- [The problem]
Search the listing below for "this". Copy each matching line.

[Extracted records]
• • •
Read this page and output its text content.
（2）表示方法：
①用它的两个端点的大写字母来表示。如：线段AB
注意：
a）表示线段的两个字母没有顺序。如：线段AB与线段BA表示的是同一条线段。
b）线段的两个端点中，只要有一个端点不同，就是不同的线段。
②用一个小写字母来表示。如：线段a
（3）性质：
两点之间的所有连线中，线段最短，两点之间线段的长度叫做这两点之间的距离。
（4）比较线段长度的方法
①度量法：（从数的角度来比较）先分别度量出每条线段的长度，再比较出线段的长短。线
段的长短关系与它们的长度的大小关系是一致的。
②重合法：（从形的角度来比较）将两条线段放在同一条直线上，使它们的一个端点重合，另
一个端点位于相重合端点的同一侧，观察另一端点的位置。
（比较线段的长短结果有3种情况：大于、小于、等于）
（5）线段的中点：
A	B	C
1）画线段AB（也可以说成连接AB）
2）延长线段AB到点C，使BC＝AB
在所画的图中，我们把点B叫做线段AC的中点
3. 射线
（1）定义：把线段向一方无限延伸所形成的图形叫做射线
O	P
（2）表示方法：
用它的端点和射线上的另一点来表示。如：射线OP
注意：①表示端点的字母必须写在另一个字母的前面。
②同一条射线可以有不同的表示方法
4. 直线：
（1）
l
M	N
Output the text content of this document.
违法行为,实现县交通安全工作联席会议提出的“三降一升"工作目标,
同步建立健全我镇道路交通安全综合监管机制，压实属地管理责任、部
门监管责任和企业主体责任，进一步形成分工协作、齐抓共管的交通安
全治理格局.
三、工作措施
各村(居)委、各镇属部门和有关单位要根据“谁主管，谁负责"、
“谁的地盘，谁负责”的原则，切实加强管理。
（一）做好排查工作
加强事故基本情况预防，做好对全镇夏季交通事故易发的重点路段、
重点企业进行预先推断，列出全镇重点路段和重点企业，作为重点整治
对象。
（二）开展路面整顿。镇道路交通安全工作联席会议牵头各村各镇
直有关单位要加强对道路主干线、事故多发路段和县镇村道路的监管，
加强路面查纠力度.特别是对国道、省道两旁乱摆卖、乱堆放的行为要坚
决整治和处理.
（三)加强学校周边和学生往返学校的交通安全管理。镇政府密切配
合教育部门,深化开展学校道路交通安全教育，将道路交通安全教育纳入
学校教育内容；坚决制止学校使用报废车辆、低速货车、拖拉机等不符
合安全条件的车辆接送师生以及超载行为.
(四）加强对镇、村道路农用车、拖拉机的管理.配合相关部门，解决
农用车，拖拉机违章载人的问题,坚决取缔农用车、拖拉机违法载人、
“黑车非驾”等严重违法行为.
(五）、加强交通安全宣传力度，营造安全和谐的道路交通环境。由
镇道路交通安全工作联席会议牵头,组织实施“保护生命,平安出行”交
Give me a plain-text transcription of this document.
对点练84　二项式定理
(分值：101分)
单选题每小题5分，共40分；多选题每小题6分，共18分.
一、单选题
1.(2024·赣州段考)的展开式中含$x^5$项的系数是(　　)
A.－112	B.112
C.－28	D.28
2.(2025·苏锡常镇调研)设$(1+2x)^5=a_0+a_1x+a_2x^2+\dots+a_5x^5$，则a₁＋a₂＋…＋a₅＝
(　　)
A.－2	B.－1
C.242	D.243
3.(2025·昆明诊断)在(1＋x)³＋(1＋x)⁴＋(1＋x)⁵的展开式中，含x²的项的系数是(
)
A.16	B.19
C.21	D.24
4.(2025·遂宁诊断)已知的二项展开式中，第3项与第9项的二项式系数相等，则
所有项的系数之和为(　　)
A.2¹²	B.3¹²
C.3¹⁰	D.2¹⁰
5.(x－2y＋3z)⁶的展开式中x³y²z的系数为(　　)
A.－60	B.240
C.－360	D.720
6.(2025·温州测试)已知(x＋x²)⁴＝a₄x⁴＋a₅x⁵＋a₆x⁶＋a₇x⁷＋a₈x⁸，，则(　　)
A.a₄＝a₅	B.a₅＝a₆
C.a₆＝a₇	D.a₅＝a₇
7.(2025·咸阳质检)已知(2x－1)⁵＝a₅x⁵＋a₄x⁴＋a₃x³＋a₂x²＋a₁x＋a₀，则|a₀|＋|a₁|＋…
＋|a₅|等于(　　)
• • •
- [The completed task]
Read this page and output its text content.
Output the text content of this document.
Give me a plain-text transcription of this document.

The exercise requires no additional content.